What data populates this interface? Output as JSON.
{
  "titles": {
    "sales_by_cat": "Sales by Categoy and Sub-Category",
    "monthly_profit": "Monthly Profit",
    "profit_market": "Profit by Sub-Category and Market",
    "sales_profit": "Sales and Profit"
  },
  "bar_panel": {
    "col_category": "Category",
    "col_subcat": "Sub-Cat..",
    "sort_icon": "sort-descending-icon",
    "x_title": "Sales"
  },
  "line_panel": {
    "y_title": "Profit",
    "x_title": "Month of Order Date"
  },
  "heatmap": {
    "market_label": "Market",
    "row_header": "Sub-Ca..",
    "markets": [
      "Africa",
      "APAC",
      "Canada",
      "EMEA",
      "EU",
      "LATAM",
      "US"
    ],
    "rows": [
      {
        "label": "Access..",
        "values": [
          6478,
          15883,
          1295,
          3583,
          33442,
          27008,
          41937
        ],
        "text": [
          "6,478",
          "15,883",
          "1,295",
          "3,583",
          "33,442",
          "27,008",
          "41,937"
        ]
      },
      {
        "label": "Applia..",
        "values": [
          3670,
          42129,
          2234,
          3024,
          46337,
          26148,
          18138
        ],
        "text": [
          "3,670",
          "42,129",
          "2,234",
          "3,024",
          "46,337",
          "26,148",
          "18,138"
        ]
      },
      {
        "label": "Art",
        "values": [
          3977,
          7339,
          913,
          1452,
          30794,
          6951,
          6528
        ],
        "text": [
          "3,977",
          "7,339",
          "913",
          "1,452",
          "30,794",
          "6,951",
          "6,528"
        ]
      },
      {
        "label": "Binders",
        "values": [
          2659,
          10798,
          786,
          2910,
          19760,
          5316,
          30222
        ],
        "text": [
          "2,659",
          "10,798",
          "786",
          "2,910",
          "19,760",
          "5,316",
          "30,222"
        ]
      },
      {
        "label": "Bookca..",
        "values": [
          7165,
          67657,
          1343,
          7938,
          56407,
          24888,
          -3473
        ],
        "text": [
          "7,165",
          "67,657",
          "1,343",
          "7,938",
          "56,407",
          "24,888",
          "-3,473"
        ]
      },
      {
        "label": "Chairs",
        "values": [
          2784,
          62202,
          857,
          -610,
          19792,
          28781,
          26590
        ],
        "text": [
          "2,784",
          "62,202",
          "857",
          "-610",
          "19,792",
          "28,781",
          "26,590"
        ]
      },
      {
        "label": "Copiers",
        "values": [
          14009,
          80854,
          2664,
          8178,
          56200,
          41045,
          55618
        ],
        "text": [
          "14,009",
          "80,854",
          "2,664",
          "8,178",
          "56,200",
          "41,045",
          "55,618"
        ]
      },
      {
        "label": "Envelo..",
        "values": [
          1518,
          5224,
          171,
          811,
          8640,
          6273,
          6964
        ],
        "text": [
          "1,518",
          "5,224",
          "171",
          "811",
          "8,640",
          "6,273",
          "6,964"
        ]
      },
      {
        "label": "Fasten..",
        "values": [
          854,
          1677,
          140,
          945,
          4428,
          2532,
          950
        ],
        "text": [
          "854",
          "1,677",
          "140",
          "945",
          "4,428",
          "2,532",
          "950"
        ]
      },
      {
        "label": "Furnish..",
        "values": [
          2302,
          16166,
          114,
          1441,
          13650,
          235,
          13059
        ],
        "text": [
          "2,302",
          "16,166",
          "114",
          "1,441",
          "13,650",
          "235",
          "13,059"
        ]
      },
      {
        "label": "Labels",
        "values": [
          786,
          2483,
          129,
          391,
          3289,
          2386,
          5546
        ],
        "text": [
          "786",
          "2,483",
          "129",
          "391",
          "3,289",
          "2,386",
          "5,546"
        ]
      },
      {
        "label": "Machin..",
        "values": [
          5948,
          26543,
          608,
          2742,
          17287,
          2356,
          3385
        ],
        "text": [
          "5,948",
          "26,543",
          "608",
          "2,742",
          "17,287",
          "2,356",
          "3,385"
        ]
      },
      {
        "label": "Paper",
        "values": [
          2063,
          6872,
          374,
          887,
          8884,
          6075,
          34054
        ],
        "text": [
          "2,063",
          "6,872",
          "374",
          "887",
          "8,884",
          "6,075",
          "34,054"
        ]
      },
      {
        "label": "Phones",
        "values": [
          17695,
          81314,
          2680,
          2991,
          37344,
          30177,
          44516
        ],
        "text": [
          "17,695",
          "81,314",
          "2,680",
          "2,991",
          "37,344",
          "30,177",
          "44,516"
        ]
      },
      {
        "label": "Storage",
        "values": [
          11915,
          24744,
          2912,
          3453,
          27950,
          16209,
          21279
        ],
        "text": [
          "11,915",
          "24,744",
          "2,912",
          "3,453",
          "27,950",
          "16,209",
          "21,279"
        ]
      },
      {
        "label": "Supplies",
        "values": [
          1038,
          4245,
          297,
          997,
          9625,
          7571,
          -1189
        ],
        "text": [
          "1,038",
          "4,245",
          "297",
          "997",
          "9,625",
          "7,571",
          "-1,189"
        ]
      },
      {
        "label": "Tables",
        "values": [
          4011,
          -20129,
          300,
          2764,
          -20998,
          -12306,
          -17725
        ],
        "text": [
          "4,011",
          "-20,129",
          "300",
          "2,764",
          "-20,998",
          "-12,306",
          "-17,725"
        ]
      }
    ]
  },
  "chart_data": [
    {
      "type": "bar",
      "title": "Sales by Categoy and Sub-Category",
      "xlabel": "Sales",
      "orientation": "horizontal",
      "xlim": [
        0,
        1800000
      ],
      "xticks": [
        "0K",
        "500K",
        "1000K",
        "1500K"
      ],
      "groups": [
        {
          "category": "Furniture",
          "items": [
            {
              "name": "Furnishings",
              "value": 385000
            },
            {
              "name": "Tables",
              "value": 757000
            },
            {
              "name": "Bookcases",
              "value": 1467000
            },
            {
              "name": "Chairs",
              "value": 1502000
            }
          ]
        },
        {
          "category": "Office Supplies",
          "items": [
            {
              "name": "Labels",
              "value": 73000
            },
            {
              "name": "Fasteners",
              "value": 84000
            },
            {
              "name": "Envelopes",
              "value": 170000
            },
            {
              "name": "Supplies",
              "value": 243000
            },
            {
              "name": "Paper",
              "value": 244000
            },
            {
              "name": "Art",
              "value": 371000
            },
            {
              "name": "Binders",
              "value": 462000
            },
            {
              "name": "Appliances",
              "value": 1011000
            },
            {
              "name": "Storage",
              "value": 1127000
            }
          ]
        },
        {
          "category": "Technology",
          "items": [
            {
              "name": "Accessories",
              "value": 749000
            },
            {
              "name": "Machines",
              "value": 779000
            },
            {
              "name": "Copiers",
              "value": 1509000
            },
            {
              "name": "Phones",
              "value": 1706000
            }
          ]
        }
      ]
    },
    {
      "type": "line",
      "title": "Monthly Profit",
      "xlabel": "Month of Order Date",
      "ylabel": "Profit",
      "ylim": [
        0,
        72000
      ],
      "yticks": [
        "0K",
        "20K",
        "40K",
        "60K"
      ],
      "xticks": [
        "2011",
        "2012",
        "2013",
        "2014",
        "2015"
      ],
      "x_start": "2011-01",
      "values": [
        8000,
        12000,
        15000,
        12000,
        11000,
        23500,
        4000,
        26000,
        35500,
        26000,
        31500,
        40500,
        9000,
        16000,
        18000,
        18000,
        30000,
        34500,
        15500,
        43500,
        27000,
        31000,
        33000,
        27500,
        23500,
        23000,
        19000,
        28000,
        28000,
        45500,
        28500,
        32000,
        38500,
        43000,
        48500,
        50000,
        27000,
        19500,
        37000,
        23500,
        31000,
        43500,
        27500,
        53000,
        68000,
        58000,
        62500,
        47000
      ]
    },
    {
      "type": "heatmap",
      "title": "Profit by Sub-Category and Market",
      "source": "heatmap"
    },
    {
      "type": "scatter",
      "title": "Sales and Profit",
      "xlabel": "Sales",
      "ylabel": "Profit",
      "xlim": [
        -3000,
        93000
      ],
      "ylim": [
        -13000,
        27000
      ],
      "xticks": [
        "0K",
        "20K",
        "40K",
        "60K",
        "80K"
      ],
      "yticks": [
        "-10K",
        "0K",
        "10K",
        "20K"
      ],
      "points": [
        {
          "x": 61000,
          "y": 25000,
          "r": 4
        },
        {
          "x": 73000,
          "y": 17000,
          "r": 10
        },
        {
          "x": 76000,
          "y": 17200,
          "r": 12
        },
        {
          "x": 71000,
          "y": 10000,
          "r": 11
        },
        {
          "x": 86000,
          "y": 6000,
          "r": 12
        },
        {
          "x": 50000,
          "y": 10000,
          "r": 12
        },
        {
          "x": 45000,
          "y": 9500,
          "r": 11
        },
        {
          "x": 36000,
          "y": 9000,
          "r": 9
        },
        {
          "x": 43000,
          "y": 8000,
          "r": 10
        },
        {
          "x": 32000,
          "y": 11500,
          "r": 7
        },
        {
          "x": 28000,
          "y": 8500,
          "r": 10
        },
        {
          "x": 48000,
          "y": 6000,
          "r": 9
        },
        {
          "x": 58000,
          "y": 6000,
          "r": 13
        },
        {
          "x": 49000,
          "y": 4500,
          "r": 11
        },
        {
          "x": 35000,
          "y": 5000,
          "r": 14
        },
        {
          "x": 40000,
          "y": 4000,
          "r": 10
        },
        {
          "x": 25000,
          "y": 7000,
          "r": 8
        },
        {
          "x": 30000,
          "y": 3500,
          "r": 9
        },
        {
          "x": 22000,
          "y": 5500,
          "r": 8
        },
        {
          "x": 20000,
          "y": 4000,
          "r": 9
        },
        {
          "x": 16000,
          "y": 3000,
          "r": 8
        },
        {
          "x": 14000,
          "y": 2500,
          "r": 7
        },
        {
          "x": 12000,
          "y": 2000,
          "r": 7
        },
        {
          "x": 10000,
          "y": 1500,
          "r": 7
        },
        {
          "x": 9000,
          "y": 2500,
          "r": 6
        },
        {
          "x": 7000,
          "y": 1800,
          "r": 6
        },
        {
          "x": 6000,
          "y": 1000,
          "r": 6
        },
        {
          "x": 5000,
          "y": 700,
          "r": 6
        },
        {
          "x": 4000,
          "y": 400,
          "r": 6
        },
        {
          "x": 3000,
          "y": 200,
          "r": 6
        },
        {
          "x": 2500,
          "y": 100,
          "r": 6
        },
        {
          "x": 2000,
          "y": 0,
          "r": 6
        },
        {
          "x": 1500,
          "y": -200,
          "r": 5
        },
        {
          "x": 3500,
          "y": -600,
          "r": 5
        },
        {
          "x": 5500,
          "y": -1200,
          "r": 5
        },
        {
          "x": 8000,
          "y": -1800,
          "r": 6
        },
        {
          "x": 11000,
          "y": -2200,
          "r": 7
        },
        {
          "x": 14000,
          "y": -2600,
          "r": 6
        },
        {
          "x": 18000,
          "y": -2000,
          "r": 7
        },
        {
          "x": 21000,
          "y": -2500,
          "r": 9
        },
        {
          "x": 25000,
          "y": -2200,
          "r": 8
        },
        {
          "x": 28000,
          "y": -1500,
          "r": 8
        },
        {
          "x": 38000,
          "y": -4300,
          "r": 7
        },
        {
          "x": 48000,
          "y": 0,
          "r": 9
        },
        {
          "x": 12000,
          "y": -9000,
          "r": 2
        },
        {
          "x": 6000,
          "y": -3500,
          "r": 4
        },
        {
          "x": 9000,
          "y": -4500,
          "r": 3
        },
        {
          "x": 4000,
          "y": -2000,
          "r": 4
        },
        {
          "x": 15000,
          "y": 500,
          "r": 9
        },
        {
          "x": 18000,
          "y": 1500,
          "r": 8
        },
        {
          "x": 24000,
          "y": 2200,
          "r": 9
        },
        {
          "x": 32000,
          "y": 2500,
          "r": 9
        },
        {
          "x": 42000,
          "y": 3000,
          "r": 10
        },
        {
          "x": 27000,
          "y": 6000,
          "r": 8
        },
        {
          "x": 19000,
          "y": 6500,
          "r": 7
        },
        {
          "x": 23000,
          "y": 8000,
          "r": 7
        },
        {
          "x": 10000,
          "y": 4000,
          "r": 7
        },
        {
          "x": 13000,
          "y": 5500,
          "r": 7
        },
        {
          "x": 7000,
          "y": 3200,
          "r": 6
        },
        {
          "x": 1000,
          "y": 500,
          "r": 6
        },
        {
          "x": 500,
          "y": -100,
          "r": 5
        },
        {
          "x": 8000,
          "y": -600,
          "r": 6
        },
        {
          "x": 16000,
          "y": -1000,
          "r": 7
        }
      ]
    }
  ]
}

- - -

▶ _WHAT YOU WILL DO_: Check every line for "Categoy" and show the ones that have it.

▶ _RESULT OF THIS EXERCISE_:
    "sales_by_cat": "Sales by Categoy and Sub-Category",
      "title": "Sales by Categoy and Sub-Category",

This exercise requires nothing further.